**EXERCISE AIM:** Leave out the pictures; transcribe all else exactly.

**SUPPLIED DATA:**

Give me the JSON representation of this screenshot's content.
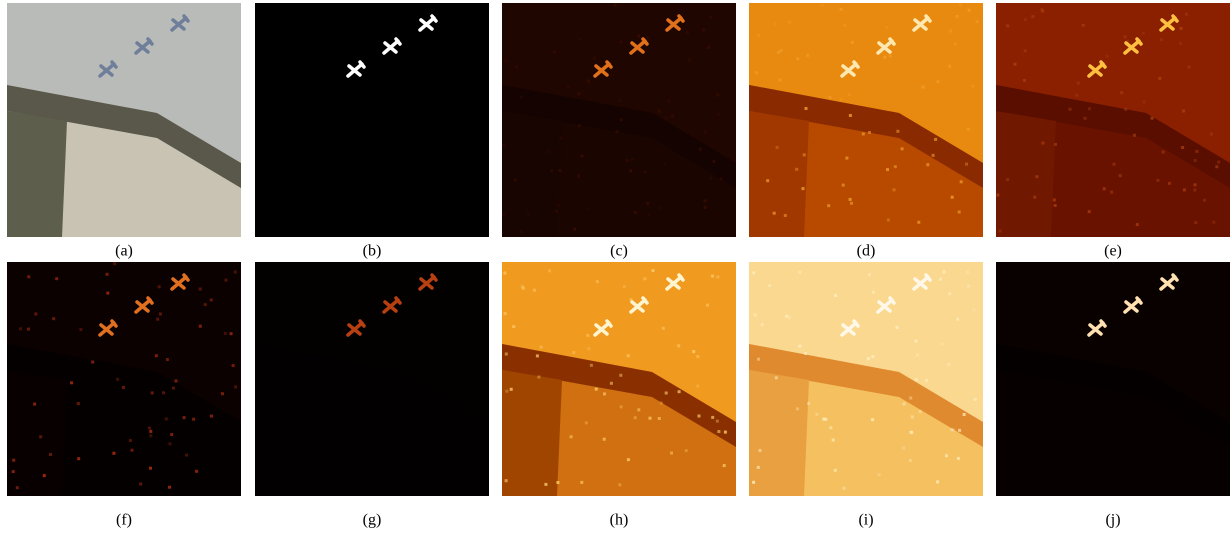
{
  "panels": [
    {
      "label": "(a)"
    },
    {
      "label": "(b)"
    },
    {
      "label": "(c)"
    },
    {
      "label": "(d)"
    },
    {
      "label": "(e)"
    },
    {
      "label": "(f)"
    },
    {
      "label": "(g)"
    },
    {
      "label": "(h)"
    },
    {
      "label": "(i)"
    },
    {
      "label": "(j)"
    }
  ]
}
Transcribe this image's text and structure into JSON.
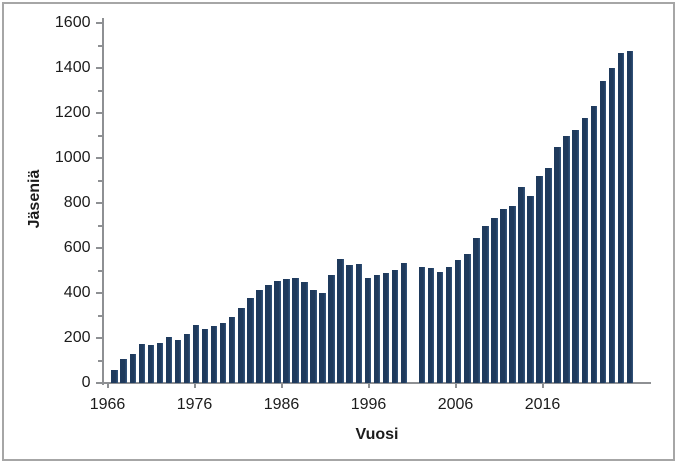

**THE ANSWER:**
Give me the JSON representation of this screenshot's content.
{
  "panels": [
    {
      "label": "(a)"
    },
    {
      "label": "(b)"
    },
    {
      "label": "(c)"
    },
    {
      "label": "(d)"
    },
    {
      "label": "(e)"
    },
    {
      "label": "(f)"
    },
    {
      "label": "(g)"
    },
    {
      "label": "(h)"
    },
    {
      "label": "(i)"
    },
    {
      "label": "(j)"
    }
  ]
}
Transcribe this image's text and structure into JSON.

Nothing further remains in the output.